:: Provided entries ::

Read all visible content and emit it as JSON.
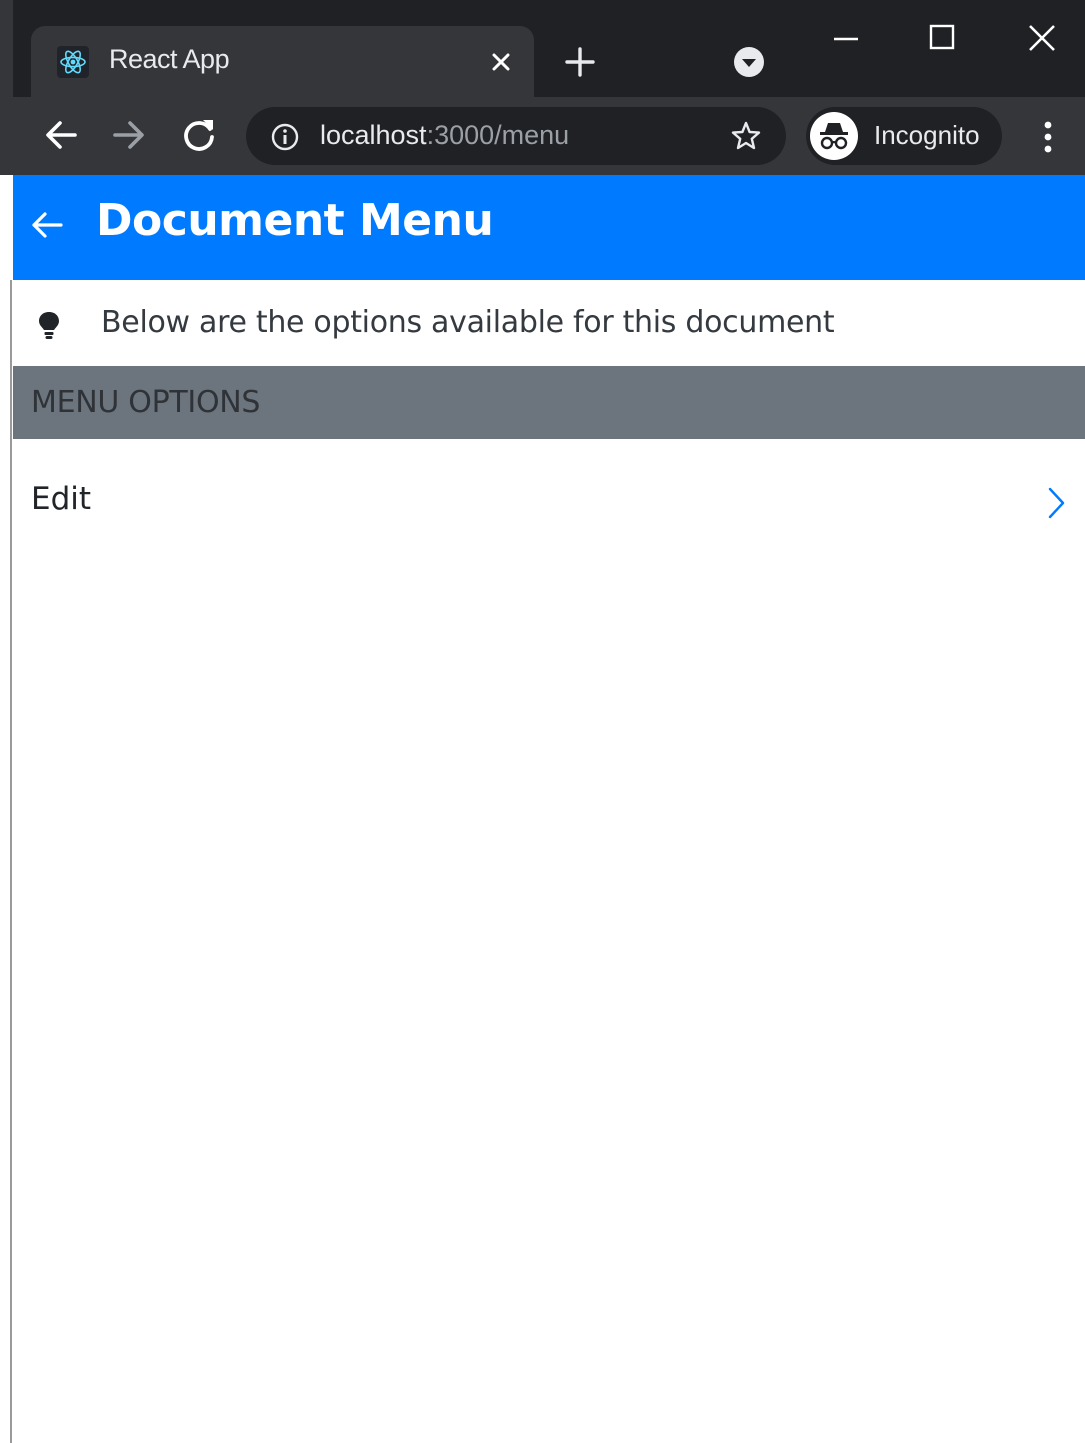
{
  "browser": {
    "tab_title": "React App",
    "url_host": "localhost",
    "url_path": ":3000/menu",
    "profile_label": "Incognito",
    "icons": [
      "react-favicon-icon",
      "close-icon",
      "plus-icon",
      "tab-search-icon",
      "minimize-icon",
      "maximize-icon",
      "window-close-icon",
      "back-icon",
      "forward-icon",
      "reload-icon",
      "info-icon",
      "star-icon",
      "incognito-icon",
      "more-vert-icon"
    ]
  },
  "header": {
    "title": "Document Menu",
    "back_icon": "arrow-left-icon",
    "color": "#007bff"
  },
  "info": {
    "icon": "lightbulb-icon",
    "text": "Below are the options available for this document"
  },
  "section": {
    "title": "MENU OPTIONS",
    "color": "#6c757d"
  },
  "menu": {
    "items": [
      {
        "label": "Edit",
        "icon": "chevron-right-icon"
      }
    ]
  }
}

:::

◆ What the task requires: Each line of the data should be quoted exactly, with pictures left out.

◆ Correct result:
Read all visible content and emit it as JSON.
{
  "browser": {
    "tab_title": "React App",
    "url_host": "localhost",
    "url_path": ":3000/menu",
    "profile_label": "Incognito",
    "icons": [
      "react-favicon-icon",
      "close-icon",
      "plus-icon",
      "tab-search-icon",
      "minimize-icon",
      "maximize-icon",
      "window-close-icon",
      "back-icon",
      "forward-icon",
      "reload-icon",
      "info-icon",
      "star-icon",
      "incognito-icon",
      "more-vert-icon"
    ]
  },
  "header": {
    "title": "Document Menu",
    "back_icon": "arrow-left-icon",
    "color": "#007bff"
  },
  "info": {
    "icon": "lightbulb-icon",
    "text": "Below are the options available for this document"
  },
  "section": {
    "title": "MENU OPTIONS",
    "color": "#6c757d"
  },
  "menu": {
    "items": [
      {
        "label": "Edit",
        "icon": "chevron-right-icon"
      }
    ]
  }
}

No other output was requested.